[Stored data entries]
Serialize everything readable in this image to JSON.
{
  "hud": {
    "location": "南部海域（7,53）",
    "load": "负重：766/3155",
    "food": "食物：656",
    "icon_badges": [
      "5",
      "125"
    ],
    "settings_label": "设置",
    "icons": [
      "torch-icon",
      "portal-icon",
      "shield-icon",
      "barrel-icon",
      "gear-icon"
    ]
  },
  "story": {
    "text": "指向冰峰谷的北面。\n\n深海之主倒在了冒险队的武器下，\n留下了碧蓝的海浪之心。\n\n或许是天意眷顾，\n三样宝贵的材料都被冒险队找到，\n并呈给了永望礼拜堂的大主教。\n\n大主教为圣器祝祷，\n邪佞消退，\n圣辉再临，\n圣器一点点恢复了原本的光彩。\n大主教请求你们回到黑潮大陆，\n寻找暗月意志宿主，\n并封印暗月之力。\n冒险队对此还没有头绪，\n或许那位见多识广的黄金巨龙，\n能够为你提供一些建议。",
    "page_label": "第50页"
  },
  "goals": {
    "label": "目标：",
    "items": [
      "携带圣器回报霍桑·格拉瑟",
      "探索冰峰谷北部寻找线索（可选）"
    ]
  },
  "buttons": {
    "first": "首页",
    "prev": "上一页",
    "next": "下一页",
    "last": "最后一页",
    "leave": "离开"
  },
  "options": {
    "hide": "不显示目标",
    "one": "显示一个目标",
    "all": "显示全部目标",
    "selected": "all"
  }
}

SHORT TASK: Reproduce the material exactly, with every line intact.

RESULT OF THIS TASK:
Serialize everything readable in this image to JSON.
{
  "hud": {
    "location": "南部海域（7,53）",
    "load": "负重：766/3155",
    "food": "食物：656",
    "icon_badges": [
      "5",
      "125"
    ],
    "settings_label": "设置",
    "icons": [
      "torch-icon",
      "portal-icon",
      "shield-icon",
      "barrel-icon",
      "gear-icon"
    ]
  },
  "story": {
    "text": "指向冰峰谷的北面。\n\n深海之主倒在了冒险队的武器下，\n留下了碧蓝的海浪之心。\n\n或许是天意眷顾，\n三样宝贵的材料都被冒险队找到，\n并呈给了永望礼拜堂的大主教。\n\n大主教为圣器祝祷，\n邪佞消退，\n圣辉再临，\n圣器一点点恢复了原本的光彩。\n大主教请求你们回到黑潮大陆，\n寻找暗月意志宿主，\n并封印暗月之力。\n冒险队对此还没有头绪，\n或许那位见多识广的黄金巨龙，\n能够为你提供一些建议。",
    "page_label": "第50页"
  },
  "goals": {
    "label": "目标：",
    "items": [
      "携带圣器回报霍桑·格拉瑟",
      "探索冰峰谷北部寻找线索（可选）"
    ]
  },
  "buttons": {
    "first": "首页",
    "prev": "上一页",
    "next": "下一页",
    "last": "最后一页",
    "leave": "离开"
  },
  "options": {
    "hide": "不显示目标",
    "one": "显示一个目标",
    "all": "显示全部目标",
    "selected": "all"
  }
}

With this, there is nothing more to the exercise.